[Begin]
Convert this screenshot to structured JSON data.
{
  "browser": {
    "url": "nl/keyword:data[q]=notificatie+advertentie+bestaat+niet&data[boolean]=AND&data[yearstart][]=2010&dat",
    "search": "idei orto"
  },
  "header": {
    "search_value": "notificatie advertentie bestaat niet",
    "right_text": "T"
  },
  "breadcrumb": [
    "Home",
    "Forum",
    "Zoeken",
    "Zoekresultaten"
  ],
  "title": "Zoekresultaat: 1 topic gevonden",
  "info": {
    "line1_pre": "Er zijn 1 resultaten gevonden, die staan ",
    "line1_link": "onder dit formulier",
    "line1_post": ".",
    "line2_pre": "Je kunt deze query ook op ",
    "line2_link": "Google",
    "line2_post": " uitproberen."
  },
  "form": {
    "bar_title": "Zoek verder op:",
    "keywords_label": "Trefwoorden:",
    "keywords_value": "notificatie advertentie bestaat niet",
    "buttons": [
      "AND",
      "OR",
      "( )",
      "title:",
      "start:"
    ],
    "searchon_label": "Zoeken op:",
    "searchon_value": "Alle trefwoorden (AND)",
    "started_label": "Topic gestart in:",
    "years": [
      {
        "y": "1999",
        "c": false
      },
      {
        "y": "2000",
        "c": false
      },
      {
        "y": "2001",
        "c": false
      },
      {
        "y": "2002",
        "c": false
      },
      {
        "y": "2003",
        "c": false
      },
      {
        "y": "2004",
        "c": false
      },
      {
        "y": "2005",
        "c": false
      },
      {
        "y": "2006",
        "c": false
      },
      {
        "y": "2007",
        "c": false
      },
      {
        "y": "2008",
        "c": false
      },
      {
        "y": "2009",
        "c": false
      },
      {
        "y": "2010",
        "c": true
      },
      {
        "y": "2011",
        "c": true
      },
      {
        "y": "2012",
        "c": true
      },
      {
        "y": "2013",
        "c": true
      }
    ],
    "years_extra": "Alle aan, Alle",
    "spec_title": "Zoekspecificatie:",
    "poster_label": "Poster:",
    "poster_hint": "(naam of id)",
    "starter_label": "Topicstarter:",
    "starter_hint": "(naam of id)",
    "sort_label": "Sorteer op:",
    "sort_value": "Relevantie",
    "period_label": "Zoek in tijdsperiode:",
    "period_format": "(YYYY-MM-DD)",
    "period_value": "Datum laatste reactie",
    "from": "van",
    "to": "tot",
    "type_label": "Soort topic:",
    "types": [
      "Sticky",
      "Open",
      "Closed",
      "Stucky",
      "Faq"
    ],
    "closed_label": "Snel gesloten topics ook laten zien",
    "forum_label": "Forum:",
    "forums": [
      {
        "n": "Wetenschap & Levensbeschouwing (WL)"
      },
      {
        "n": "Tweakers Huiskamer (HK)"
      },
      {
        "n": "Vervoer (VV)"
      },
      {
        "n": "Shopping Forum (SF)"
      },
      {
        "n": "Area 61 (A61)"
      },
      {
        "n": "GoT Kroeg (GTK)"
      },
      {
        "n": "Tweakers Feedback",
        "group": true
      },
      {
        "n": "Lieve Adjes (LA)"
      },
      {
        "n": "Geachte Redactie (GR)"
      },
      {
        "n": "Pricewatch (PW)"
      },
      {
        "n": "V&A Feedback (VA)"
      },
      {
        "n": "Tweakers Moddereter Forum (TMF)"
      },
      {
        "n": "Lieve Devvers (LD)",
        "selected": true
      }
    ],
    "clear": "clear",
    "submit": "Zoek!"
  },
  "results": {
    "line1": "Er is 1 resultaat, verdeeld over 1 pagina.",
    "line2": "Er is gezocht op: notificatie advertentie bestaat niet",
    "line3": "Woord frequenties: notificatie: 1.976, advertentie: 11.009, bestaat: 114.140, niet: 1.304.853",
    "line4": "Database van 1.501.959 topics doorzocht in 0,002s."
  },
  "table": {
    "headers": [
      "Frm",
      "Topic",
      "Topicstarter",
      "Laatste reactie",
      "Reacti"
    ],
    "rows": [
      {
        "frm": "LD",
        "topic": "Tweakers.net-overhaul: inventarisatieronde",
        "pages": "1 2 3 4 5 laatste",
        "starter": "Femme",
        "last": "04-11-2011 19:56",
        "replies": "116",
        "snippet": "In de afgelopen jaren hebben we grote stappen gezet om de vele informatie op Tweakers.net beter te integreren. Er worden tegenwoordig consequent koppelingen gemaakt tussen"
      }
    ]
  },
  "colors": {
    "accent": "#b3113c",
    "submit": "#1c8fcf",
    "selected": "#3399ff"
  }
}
[End]
[Problem description]: Retype the data exactly as given.

[Task result]:
Convert this screenshot to structured JSON data.
{
  "browser": {
    "url": "nl/keyword:data[q]=notificatie+advertentie+bestaat+niet&data[boolean]=AND&data[yearstart][]=2010&dat",
    "search": "idei orto"
  },
  "header": {
    "search_value": "notificatie advertentie bestaat niet",
    "right_text": "T"
  },
  "breadcrumb": [
    "Home",
    "Forum",
    "Zoeken",
    "Zoekresultaten"
  ],
  "title": "Zoekresultaat: 1 topic gevonden",
  "info": {
    "line1_pre": "Er zijn 1 resultaten gevonden, die staan ",
    "line1_link": "onder dit formulier",
    "line1_post": ".",
    "line2_pre": "Je kunt deze query ook op ",
    "line2_link": "Google",
    "line2_post": " uitproberen."
  },
  "form": {
    "bar_title": "Zoek verder op:",
    "keywords_label": "Trefwoorden:",
    "keywords_value": "notificatie advertentie bestaat niet",
    "buttons": [
      "AND",
      "OR",
      "( )",
      "title:",
      "start:"
    ],
    "searchon_label": "Zoeken op:",
    "searchon_value": "Alle trefwoorden (AND)",
    "started_label": "Topic gestart in:",
    "years": [
      {
        "y": "1999",
        "c": false
      },
      {
        "y": "2000",
        "c": false
      },
      {
        "y": "2001",
        "c": false
      },
      {
        "y": "2002",
        "c": false
      },
      {
        "y": "2003",
        "c": false
      },
      {
        "y": "2004",
        "c": false
      },
      {
        "y": "2005",
        "c": false
      },
      {
        "y": "2006",
        "c": false
      },
      {
        "y": "2007",
        "c": false
      },
      {
        "y": "2008",
        "c": false
      },
      {
        "y": "2009",
        "c": false
      },
      {
        "y": "2010",
        "c": true
      },
      {
        "y": "2011",
        "c": true
      },
      {
        "y": "2012",
        "c": true
      },
      {
        "y": "2013",
        "c": true
      }
    ],
    "years_extra": "Alle aan, Alle",
    "spec_title": "Zoekspecificatie:",
    "poster_label": "Poster:",
    "poster_hint": "(naam of id)",
    "starter_label": "Topicstarter:",
    "starter_hint": "(naam of id)",
    "sort_label": "Sorteer op:",
    "sort_value": "Relevantie",
    "period_label": "Zoek in tijdsperiode:",
    "period_format": "(YYYY-MM-DD)",
    "period_value": "Datum laatste reactie",
    "from": "van",
    "to": "tot",
    "type_label": "Soort topic:",
    "types": [
      "Sticky",
      "Open",
      "Closed",
      "Stucky",
      "Faq"
    ],
    "closed_label": "Snel gesloten topics ook laten zien",
    "forum_label": "Forum:",
    "forums": [
      {
        "n": "Wetenschap & Levensbeschouwing (WL)"
      },
      {
        "n": "Tweakers Huiskamer (HK)"
      },
      {
        "n": "Vervoer (VV)"
      },
      {
        "n": "Shopping Forum (SF)"
      },
      {
        "n": "Area 61 (A61)"
      },
      {
        "n": "GoT Kroeg (GTK)"
      },
      {
        "n": "Tweakers Feedback",
        "group": true
      },
      {
        "n": "Lieve Adjes (LA)"
      },
      {
        "n": "Geachte Redactie (GR)"
      },
      {
        "n": "Pricewatch (PW)"
      },
      {
        "n": "V&A Feedback (VA)"
      },
      {
        "n": "Tweakers Moddereter Forum (TMF)"
      },
      {
        "n": "Lieve Devvers (LD)",
        "selected": true
      }
    ],
    "clear": "clear",
    "submit": "Zoek!"
  },
  "results": {
    "line1": "Er is 1 resultaat, verdeeld over 1 pagina.",
    "line2": "Er is gezocht op: notificatie advertentie bestaat niet",
    "line3": "Woord frequenties: notificatie: 1.976, advertentie: 11.009, bestaat: 114.140, niet: 1.304.853",
    "line4": "Database van 1.501.959 topics doorzocht in 0,002s."
  },
  "table": {
    "headers": [
      "Frm",
      "Topic",
      "Topicstarter",
      "Laatste reactie",
      "Reacti"
    ],
    "rows": [
      {
        "frm": "LD",
        "topic": "Tweakers.net-overhaul: inventarisatieronde",
        "pages": "1 2 3 4 5 laatste",
        "starter": "Femme",
        "last": "04-11-2011 19:56",
        "replies": "116",
        "snippet": "In de afgelopen jaren hebben we grote stappen gezet om de vele informatie op Tweakers.net beter te integreren. Er worden tegenwoordig consequent koppelingen gemaakt tussen"
      }
    ]
  },
  "colors": {
    "accent": "#b3113c",
    "submit": "#1c8fcf",
    "selected": "#3399ff"
  }
}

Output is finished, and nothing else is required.